Write the records out again, precisely as they stand.
····················
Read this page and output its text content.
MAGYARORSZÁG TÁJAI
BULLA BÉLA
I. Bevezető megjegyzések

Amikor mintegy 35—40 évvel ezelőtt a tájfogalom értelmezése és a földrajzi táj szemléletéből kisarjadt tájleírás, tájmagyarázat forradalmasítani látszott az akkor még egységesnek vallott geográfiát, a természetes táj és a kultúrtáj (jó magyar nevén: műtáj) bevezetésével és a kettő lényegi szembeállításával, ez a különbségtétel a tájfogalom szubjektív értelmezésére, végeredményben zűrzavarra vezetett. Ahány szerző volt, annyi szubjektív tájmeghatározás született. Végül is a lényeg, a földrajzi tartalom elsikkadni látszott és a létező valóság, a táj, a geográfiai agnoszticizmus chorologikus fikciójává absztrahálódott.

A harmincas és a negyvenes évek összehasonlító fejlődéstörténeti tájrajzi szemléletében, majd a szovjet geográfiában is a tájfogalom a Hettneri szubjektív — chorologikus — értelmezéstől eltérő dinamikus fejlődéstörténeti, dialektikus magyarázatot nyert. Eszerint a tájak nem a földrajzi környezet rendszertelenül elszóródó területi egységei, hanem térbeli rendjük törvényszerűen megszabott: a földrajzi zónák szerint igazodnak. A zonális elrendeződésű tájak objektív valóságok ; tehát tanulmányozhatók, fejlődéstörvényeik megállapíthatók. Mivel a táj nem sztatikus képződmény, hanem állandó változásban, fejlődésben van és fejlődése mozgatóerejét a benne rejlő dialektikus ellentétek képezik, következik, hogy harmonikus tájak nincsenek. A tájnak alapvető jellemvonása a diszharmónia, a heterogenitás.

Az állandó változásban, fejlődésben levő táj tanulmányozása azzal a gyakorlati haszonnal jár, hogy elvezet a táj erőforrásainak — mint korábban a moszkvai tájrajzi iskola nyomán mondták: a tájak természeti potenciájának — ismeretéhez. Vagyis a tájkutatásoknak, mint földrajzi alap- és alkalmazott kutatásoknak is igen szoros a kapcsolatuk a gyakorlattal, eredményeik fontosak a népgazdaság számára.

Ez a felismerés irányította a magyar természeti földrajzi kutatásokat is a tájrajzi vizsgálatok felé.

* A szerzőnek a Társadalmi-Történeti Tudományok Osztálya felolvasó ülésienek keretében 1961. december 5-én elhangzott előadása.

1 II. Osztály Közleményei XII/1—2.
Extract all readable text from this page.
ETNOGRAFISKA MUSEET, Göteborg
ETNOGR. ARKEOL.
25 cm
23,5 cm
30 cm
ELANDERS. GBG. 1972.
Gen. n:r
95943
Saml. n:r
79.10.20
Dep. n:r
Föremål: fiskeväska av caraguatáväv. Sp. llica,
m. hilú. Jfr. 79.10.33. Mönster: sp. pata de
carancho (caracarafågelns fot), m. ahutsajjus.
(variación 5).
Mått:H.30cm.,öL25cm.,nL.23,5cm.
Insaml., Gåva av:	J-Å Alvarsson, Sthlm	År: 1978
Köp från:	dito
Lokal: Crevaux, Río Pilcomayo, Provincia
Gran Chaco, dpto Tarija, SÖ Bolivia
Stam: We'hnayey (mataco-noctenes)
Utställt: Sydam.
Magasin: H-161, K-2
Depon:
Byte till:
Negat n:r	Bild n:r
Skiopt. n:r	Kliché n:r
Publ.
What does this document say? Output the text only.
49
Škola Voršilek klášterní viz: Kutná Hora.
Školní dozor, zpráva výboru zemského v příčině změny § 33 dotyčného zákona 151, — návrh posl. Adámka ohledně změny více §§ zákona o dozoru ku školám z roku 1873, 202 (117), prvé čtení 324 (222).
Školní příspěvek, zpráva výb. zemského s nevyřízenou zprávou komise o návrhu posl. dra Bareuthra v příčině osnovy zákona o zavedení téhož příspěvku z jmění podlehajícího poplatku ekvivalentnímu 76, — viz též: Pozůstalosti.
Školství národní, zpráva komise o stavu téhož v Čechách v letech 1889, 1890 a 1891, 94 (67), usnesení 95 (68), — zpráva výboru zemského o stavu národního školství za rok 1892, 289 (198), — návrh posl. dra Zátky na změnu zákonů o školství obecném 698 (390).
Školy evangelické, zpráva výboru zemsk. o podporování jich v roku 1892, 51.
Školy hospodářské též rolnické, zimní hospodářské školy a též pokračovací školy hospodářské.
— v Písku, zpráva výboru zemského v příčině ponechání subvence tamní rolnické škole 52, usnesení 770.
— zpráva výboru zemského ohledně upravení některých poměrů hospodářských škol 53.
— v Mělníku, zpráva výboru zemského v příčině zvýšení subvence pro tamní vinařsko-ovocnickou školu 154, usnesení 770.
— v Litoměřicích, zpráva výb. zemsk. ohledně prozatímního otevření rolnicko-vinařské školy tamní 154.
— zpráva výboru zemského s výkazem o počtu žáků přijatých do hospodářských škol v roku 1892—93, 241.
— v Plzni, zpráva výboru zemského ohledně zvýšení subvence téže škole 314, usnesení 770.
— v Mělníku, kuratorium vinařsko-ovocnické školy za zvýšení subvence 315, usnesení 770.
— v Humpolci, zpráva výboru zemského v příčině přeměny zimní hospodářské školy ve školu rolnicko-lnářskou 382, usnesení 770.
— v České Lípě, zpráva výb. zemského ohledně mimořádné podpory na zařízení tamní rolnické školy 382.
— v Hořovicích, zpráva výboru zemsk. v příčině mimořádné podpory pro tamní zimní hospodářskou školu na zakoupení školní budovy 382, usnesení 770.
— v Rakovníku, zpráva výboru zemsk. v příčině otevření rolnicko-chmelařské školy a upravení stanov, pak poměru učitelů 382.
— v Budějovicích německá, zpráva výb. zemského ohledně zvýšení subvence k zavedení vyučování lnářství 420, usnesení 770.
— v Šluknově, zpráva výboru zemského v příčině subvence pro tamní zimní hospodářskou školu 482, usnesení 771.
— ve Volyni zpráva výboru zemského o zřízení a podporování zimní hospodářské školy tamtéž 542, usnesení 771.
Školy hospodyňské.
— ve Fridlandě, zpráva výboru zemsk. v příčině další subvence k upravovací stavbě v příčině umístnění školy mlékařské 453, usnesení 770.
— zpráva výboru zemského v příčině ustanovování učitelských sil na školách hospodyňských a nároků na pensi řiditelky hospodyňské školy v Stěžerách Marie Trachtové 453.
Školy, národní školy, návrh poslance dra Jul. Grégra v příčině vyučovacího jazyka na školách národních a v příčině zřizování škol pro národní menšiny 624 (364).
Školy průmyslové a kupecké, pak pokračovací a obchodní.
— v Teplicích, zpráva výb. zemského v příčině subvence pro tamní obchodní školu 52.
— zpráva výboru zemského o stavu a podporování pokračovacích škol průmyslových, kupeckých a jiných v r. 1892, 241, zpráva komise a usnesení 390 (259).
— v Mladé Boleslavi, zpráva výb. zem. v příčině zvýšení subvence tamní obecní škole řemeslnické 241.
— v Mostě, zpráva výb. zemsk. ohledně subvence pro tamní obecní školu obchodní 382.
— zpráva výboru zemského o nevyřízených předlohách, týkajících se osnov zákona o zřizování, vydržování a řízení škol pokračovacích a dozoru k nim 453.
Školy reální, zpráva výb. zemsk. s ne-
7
····················
Task result:
Read this page and output its text content.
MAGYARORSZÁG TÁJAI
BULLA BÉLA
I. Bevezető megjegyzések

Amikor mintegy 35—40 évvel ezelőtt a tájfogalom értelmezése és a földrajzi táj szemléletéből kisarjadt tájleírás, tájmagyarázat forradalmasítani látszott az akkor még egységesnek vallott geográfiát, a természetes táj és a kultúrtáj (jó magyar nevén: műtáj) bevezetésével és a kettő lényegi szembeállításával, ez a különbségtétel a tájfogalom szubjektív értelmezésére, végeredményben zűrzavarra vezetett. Ahány szerző volt, annyi szubjektív tájmeghatározás született. Végül is a lényeg, a földrajzi tartalom elsikkadni látszott és a létező valóság, a táj, a geográfiai agnoszticizmus chorologikus fikciójává absztrahálódott.

A harmincas és a negyvenes évek összehasonlító fejlődéstörténeti tájrajzi szemléletében, majd a szovjet geográfiában is a tájfogalom a Hettneri szubjektív — chorologikus — értelmezéstől eltérő dinamikus fejlődéstörténeti, dialektikus magyarázatot nyert. Eszerint a tájak nem a földrajzi környezet rendszertelenül elszóródó területi egységei, hanem térbeli rendjük törvényszerűen megszabott: a földrajzi zónák szerint igazodnak. A zonális elrendeződésű tájak objektív valóságok ; tehát tanulmányozhatók, fejlődéstörvényeik megállapíthatók. Mivel a táj nem sztatikus képződmény, hanem állandó változásban, fejlődésben van és fejlődése mozgatóerejét a benne rejlő dialektikus ellentétek képezik, következik, hogy harmonikus tájak nincsenek. A tájnak alapvető jellemvonása a diszharmónia, a heterogenitás.

Az állandó változásban, fejlődésben levő táj tanulmányozása azzal a gyakorlati haszonnal jár, hogy elvezet a táj erőforrásainak — mint korábban a moszkvai tájrajzi iskola nyomán mondták: a tájak természeti potenciájának — ismeretéhez. Vagyis a tájkutatásoknak, mint földrajzi alap- és alkalmazott kutatásoknak is igen szoros a kapcsolatuk a gyakorlattal, eredményeik fontosak a népgazdaság számára.

Ez a felismerés irányította a magyar természeti földrajzi kutatásokat is a tájrajzi vizsgálatok felé.

* A szerzőnek a Társadalmi-Történeti Tudományok Osztálya felolvasó ülésienek keretében 1961. december 5-én elhangzott előadása.

1 II. Osztály Közleményei XII/1—2.
Extract all readable text from this page.
ETNOGRAFISKA MUSEET, Göteborg
ETNOGR. ARKEOL.
25 cm
23,5 cm
30 cm
ELANDERS. GBG. 1972.
Gen. n:r
95943
Saml. n:r
79.10.20
Dep. n:r
Föremål: fiskeväska av caraguatáväv. Sp. llica,
m. hilú. Jfr. 79.10.33. Mönster: sp. pata de
carancho (caracarafågelns fot), m. ahutsajjus.
(variación 5).
Mått:H.30cm.,öL25cm.,nL.23,5cm.
Insaml., Gåva av:	J-Å Alvarsson, Sthlm	År: 1978
Köp från:	dito
Lokal: Crevaux, Río Pilcomayo, Provincia
Gran Chaco, dpto Tarija, SÖ Bolivia
Stam: We'hnayey (mataco-noctenes)
Utställt: Sydam.
Magasin: H-161, K-2
Depon:
Byte till:
Negat n:r	Bild n:r
Skiopt. n:r	Kliché n:r
Publ.
What does this document say? Output the text only.
49
Škola Voršilek klášterní viz: Kutná Hora.
Školní dozor, zpráva výboru zemského v příčině změny § 33 dotyčného zákona 151, — návrh posl. Adámka ohledně změny více §§ zákona o dozoru ku školám z roku 1873, 202 (117), prvé čtení 324 (222).
Školní příspěvek, zpráva výb. zemského s nevyřízenou zprávou komise o návrhu posl. dra Bareuthra v příčině osnovy zákona o zavedení téhož příspěvku z jmění podlehajícího poplatku ekvivalentnímu 76, — viz též: Pozůstalosti.
Školství národní, zpráva komise o stavu téhož v Čechách v letech 1889, 1890 a 1891, 94 (67), usnesení 95 (68), — zpráva výboru zemského o stavu národního školství za rok 1892, 289 (198), — návrh posl. dra Zátky na změnu zákonů o školství obecném 698 (390).
Školy evangelické, zpráva výboru zemsk. o podporování jich v roku 1892, 51.
Školy hospodářské též rolnické, zimní hospodářské školy a též pokračovací školy hospodářské.
— v Písku, zpráva výboru zemského v příčině ponechání subvence tamní rolnické škole 52, usnesení 770.
— zpráva výboru zemského ohledně upravení některých poměrů hospodářských škol 53.
— v Mělníku, zpráva výboru zemského v příčině zvýšení subvence pro tamní vinařsko-ovocnickou školu 154, usnesení 770.
— v Litoměřicích, zpráva výb. zemsk. ohledně prozatímního otevření rolnicko-vinařské školy tamní 154.
— zpráva výboru zemského s výkazem o počtu žáků přijatých do hospodářských škol v roku 1892—93, 241.
— v Plzni, zpráva výboru zemského ohledně zvýšení subvence téže škole 314, usnesení 770.
— v Mělníku, kuratorium vinařsko-ovocnické školy za zvýšení subvence 315, usnesení 770.
— v Humpolci, zpráva výboru zemského v příčině přeměny zimní hospodářské školy ve školu rolnicko-lnářskou 382, usnesení 770.
— v České Lípě, zpráva výb. zemského ohledně mimořádné podpory na zařízení tamní rolnické školy 382.
— v Hořovicích, zpráva výboru zemsk. v příčině mimořádné podpory pro tamní zimní hospodářskou školu na zakoupení školní budovy 382, usnesení 770.
— v Rakovníku, zpráva výboru zemsk. v příčině otevření rolnicko-chmelařské školy a upravení stanov, pak poměru učitelů 382.
— v Budějovicích německá, zpráva výb. zemského ohledně zvýšení subvence k zavedení vyučování lnářství 420, usnesení 770.
— v Šluknově, zpráva výboru zemského v příčině subvence pro tamní zimní hospodářskou školu 482, usnesení 771.
— ve Volyni zpráva výboru zemského o zřízení a podporování zimní hospodářské školy tamtéž 542, usnesení 771.
Školy hospodyňské.
— ve Fridlandě, zpráva výboru zemsk. v příčině další subvence k upravovací stavbě v příčině umístnění školy mlékařské 453, usnesení 770.
— zpráva výboru zemského v příčině ustanovování učitelských sil na školách hospodyňských a nároků na pensi řiditelky hospodyňské školy v Stěžerách Marie Trachtové 453.
Školy, národní školy, návrh poslance dra Jul. Grégra v příčině vyučovacího jazyka na školách národních a v příčině zřizování škol pro národní menšiny 624 (364).
Školy průmyslové a kupecké, pak pokračovací a obchodní.
— v Teplicích, zpráva výb. zemského v příčině subvence pro tamní obchodní školu 52.
— zpráva výboru zemského o stavu a podporování pokračovacích škol průmyslových, kupeckých a jiných v r. 1892, 241, zpráva komise a usnesení 390 (259).
— v Mladé Boleslavi, zpráva výb. zem. v příčině zvýšení subvence tamní obecní škole řemeslnické 241.
— v Mostě, zpráva výb. zemsk. ohledně subvence pro tamní obecní školu obchodní 382.
— zpráva výboru zemského o nevyřízených předlohách, týkajících se osnov zákona o zřizování, vydržování a řízení škol pokračovacích a dozoru k nim 453.
Školy reální, zpráva výb. zemsk. s ne-
7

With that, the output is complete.